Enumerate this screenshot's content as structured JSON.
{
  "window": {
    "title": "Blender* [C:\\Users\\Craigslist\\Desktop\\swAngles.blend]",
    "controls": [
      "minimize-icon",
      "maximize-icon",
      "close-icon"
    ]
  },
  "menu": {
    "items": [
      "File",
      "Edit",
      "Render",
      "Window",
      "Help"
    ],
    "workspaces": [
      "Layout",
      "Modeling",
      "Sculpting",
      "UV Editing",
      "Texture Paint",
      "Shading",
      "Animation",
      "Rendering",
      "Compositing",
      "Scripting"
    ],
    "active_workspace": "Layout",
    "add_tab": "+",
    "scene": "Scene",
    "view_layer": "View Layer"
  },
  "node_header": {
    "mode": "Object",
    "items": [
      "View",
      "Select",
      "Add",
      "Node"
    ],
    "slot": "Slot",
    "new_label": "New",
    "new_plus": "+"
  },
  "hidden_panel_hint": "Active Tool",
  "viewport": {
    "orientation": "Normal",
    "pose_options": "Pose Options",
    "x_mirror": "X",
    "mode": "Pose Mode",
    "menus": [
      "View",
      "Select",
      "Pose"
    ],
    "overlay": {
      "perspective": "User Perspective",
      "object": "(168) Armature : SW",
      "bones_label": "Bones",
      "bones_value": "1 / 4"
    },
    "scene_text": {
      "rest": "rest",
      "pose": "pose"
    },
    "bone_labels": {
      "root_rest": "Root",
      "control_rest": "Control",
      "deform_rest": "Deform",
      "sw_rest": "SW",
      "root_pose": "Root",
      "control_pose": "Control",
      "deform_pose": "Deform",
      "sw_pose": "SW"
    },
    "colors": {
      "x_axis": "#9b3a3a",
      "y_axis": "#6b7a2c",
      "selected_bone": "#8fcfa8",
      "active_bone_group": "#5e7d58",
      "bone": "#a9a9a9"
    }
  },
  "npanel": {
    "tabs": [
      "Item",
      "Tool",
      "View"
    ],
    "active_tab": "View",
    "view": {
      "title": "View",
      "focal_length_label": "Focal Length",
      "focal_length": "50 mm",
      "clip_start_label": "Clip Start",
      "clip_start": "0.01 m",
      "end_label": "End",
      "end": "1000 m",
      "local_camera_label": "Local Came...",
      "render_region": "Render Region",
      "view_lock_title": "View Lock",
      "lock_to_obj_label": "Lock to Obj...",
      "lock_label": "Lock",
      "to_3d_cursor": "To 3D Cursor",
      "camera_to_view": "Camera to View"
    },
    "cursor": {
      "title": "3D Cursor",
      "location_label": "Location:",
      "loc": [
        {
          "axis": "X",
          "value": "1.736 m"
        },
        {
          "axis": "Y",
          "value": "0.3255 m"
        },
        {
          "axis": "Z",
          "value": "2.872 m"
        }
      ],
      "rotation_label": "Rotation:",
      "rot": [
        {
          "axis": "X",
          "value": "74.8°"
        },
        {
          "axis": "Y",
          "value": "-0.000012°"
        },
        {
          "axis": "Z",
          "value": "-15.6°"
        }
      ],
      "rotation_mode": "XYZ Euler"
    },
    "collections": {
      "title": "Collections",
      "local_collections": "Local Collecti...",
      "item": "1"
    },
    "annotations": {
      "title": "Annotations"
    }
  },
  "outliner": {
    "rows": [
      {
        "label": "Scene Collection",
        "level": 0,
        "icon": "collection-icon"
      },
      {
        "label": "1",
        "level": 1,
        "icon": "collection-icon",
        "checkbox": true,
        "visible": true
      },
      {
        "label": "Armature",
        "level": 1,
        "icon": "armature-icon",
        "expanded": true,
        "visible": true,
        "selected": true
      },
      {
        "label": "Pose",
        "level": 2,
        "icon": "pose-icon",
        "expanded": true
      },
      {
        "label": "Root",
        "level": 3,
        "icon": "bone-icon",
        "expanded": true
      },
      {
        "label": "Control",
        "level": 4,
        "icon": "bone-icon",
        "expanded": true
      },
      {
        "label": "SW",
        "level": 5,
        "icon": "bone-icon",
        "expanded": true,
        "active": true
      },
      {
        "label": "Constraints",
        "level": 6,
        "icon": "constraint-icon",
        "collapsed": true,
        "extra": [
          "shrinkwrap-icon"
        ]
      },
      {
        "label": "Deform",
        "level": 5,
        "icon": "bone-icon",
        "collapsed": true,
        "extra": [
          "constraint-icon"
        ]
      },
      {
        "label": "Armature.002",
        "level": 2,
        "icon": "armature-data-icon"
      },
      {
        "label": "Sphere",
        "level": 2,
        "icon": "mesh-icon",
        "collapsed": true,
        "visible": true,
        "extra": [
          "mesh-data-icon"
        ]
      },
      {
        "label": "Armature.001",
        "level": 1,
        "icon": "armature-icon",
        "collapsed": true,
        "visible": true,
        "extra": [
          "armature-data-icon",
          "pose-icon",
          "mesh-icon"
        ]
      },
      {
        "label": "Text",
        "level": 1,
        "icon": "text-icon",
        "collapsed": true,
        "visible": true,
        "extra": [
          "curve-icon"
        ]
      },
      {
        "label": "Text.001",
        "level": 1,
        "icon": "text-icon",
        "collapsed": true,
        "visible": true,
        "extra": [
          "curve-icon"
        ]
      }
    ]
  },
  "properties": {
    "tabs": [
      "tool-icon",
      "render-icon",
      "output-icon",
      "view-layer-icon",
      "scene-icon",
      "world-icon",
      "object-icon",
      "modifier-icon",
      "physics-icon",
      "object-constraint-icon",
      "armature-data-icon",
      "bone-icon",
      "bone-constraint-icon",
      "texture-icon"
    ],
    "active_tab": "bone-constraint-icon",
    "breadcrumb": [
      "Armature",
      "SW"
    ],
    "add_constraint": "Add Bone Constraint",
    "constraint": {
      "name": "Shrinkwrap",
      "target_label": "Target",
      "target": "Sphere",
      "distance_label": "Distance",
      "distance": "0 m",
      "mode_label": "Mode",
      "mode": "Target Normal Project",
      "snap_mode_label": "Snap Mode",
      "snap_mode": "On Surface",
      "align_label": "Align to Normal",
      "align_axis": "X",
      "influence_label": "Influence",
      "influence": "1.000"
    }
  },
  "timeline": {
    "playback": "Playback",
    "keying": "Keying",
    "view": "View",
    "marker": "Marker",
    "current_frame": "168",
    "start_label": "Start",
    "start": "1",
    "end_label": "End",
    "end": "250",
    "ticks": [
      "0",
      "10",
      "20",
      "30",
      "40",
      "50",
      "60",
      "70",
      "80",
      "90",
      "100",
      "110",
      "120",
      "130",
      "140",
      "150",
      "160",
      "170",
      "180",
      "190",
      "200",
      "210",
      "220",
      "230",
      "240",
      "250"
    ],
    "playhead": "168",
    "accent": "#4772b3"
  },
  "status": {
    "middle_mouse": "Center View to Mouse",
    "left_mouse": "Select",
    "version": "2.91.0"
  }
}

===

Each line in the entries above that includes the string "Deform" should be extracted.

      "deform_rest": "Deform",
      "deform_pose": "Deform",
        "label": "Deform",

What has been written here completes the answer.